#### DATASET ####

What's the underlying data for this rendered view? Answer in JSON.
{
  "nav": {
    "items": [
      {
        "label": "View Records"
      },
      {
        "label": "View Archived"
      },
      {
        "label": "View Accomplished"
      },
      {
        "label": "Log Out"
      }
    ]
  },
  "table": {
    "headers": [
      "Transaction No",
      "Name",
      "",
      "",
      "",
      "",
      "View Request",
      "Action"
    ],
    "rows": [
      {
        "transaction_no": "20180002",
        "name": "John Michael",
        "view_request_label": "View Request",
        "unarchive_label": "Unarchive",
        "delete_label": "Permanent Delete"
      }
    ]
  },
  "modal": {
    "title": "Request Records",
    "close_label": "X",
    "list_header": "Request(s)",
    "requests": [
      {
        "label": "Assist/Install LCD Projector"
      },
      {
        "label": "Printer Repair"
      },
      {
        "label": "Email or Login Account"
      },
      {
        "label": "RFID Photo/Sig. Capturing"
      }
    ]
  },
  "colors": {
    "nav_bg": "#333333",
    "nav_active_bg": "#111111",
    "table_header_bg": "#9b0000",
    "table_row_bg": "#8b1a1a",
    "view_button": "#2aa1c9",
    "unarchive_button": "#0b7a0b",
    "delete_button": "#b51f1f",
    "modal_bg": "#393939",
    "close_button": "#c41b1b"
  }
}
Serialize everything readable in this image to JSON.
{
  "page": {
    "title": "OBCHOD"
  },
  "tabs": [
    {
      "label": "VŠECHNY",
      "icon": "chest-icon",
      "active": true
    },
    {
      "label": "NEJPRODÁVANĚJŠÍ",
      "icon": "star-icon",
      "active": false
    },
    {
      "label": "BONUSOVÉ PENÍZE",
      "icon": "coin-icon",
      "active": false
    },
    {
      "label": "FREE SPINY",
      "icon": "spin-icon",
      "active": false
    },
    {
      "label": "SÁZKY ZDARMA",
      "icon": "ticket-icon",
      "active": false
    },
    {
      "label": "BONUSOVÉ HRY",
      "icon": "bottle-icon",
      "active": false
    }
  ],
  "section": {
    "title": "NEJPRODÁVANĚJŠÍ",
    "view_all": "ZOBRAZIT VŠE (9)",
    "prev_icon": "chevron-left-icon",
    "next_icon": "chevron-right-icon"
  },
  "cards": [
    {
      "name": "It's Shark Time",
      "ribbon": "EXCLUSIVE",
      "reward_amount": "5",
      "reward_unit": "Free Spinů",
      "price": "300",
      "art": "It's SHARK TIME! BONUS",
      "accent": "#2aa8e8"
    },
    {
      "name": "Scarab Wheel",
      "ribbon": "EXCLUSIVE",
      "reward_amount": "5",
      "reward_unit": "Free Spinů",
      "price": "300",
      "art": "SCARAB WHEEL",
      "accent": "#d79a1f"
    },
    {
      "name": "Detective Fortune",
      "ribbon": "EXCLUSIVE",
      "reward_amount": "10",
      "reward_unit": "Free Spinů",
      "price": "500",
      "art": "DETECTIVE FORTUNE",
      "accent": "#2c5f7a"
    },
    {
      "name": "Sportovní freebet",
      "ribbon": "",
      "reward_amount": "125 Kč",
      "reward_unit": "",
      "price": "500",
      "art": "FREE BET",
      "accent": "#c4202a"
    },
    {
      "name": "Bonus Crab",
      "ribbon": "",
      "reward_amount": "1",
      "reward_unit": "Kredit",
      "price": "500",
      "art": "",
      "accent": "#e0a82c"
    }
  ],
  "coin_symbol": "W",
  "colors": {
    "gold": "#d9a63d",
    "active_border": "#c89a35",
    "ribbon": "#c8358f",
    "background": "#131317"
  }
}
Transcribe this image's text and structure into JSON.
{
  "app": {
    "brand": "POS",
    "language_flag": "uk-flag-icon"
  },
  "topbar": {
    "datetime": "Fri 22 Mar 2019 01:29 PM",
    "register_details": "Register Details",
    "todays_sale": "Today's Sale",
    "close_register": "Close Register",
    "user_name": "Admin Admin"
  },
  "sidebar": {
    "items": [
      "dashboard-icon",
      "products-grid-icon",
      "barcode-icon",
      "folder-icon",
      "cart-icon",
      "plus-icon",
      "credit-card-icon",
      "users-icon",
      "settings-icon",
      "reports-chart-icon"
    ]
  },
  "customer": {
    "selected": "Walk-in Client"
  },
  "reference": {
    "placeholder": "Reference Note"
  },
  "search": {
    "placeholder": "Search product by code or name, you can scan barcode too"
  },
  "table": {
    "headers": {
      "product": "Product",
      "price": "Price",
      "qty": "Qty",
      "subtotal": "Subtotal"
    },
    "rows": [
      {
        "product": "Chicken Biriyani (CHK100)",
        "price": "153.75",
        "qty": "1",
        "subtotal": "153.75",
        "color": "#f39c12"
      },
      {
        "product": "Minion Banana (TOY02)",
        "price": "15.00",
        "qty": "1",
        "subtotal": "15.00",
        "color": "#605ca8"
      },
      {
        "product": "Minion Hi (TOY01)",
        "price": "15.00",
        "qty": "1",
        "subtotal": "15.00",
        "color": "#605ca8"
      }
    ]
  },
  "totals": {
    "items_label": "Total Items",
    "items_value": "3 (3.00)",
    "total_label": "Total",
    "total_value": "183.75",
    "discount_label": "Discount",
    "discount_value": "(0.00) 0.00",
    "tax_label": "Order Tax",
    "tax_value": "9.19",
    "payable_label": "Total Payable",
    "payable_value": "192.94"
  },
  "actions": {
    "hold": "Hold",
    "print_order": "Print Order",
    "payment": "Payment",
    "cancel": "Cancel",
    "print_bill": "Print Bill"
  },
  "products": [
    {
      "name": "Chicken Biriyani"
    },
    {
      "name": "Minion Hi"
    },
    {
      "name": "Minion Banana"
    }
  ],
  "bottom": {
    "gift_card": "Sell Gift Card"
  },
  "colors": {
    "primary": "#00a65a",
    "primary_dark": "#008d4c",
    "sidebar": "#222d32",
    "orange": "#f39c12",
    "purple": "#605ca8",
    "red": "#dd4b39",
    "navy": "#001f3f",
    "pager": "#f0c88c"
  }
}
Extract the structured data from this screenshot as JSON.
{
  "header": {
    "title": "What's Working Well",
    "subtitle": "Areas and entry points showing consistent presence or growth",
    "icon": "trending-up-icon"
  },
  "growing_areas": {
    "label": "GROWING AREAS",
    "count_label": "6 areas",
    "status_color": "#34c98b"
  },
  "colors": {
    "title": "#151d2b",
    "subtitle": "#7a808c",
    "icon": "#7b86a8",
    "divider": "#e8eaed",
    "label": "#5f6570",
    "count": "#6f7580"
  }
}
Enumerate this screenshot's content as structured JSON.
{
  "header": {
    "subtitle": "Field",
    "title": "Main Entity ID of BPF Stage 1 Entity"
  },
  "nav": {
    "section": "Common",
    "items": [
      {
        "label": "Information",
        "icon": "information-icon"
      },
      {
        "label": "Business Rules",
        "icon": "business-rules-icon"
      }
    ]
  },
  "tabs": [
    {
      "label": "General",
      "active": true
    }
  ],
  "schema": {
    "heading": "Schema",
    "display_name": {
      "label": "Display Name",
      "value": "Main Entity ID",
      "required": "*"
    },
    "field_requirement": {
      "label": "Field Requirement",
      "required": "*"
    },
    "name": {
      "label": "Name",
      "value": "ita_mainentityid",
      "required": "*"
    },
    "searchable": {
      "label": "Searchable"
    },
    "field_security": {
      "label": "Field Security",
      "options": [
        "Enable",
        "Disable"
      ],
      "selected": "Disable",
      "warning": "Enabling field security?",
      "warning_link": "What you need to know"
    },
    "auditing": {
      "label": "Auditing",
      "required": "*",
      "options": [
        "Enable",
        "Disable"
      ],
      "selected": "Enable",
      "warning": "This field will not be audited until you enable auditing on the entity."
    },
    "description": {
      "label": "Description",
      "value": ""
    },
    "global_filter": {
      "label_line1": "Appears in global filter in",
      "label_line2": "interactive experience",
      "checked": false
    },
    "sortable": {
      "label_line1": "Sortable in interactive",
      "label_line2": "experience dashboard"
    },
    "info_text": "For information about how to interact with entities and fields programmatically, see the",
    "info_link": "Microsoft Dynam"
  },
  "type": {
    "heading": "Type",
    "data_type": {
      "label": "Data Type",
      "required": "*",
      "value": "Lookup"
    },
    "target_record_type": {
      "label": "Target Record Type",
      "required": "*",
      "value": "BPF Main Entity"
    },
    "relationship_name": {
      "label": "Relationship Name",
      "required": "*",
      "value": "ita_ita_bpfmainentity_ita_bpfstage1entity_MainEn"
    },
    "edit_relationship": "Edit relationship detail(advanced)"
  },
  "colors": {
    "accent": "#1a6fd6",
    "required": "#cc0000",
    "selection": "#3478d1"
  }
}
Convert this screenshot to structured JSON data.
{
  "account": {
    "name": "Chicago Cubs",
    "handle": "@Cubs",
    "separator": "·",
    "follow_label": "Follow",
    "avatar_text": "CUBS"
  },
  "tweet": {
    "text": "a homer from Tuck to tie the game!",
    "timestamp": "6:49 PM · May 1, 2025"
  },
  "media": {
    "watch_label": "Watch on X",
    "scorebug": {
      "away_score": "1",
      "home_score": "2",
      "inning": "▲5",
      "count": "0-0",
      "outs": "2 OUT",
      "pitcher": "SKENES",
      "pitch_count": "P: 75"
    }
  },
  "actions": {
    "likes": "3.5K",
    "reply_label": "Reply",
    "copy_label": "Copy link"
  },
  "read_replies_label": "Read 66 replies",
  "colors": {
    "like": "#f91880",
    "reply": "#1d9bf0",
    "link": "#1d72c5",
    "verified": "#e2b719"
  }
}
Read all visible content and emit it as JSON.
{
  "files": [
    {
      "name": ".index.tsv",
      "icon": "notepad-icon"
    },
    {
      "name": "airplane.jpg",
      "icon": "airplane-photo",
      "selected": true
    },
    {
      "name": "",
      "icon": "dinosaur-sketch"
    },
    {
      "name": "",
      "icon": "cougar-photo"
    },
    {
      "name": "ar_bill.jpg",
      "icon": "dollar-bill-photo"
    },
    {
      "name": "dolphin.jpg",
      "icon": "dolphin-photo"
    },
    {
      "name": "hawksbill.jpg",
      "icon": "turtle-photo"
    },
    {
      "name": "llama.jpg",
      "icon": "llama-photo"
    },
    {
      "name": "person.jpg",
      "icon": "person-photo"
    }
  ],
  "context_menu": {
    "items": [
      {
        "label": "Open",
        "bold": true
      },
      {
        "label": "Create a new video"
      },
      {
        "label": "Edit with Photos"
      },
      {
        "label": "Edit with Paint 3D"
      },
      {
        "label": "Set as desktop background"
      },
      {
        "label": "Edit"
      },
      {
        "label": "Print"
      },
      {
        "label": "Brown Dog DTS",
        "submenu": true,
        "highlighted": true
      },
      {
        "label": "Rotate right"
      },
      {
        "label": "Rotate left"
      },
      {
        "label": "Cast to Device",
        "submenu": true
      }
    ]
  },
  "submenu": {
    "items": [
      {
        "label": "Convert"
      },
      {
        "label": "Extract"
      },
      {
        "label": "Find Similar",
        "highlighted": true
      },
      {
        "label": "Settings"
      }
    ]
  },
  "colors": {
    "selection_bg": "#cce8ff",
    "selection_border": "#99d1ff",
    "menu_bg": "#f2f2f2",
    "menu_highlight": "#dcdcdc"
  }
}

####

EXERCISE DETAILS: Go through the material above and count the lines that contain "dolphin"; answer with the number alone.

REPLY TO THE EXERCISE: 2